■ **WORK TO BE COMPLETED**
Retype all of the entries word for word.
___ SOURCE DATA ___
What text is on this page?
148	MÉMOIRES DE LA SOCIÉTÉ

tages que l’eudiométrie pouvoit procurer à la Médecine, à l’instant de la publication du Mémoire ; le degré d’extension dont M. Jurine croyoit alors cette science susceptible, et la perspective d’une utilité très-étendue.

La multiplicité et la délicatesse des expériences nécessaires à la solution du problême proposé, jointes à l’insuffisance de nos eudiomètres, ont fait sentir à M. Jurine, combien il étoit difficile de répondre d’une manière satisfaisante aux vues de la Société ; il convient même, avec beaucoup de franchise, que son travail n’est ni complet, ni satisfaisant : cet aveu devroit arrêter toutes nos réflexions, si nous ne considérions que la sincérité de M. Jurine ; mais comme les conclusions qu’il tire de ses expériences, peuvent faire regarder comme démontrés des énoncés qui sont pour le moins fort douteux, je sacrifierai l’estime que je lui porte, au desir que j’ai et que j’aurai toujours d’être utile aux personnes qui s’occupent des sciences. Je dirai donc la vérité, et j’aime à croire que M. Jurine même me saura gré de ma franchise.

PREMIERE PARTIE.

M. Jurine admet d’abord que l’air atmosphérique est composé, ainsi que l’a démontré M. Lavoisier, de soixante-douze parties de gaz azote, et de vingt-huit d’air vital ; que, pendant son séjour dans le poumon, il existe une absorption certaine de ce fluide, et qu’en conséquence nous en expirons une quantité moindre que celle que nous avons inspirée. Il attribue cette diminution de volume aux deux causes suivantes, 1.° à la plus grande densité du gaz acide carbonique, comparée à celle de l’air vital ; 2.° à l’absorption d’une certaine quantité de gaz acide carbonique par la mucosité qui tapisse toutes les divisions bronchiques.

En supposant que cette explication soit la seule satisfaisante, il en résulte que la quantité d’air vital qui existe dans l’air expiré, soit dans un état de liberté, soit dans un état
___
■ **RESPONSE BELOW**
What text is on this page?
148	MÉMOIRES DE LA SOCIÉTÉ

tages que l’eudiométrie pouvoit procurer à la Médecine, à l’instant de la publication du Mémoire ; le degré d’extension dont M. Jurine croyoit alors cette science susceptible, et la perspective d’une utilité très-étendue.

La multiplicité et la délicatesse des expériences nécessaires à la solution du problême proposé, jointes à l’insuffisance de nos eudiomètres, ont fait sentir à M. Jurine, combien il étoit difficile de répondre d’une manière satisfaisante aux vues de la Société ; il convient même, avec beaucoup de franchise, que son travail n’est ni complet, ni satisfaisant : cet aveu devroit arrêter toutes nos réflexions, si nous ne considérions que la sincérité de M. Jurine ; mais comme les conclusions qu’il tire de ses expériences, peuvent faire regarder comme démontrés des énoncés qui sont pour le moins fort douteux, je sacrifierai l’estime que je lui porte, au desir que j’ai et que j’aurai toujours d’être utile aux personnes qui s’occupent des sciences. Je dirai donc la vérité, et j’aime à croire que M. Jurine même me saura gré de ma franchise.

PREMIERE PARTIE.

M. Jurine admet d’abord que l’air atmosphérique est composé, ainsi que l’a démontré M. Lavoisier, de soixante-douze parties de gaz azote, et de vingt-huit d’air vital ; que, pendant son séjour dans le poumon, il existe une absorption certaine de ce fluide, et qu’en conséquence nous en expirons une quantité moindre que celle que nous avons inspirée. Il attribue cette diminution de volume aux deux causes suivantes, 1.° à la plus grande densité du gaz acide carbonique, comparée à celle de l’air vital ; 2.° à l’absorption d’une certaine quantité de gaz acide carbonique par la mucosité qui tapisse toutes les divisions bronchiques.

En supposant que cette explication soit la seule satisfaisante, il en résulte que la quantité d’air vital qui existe dans l’air expiré, soit dans un état de liberté, soit dans un état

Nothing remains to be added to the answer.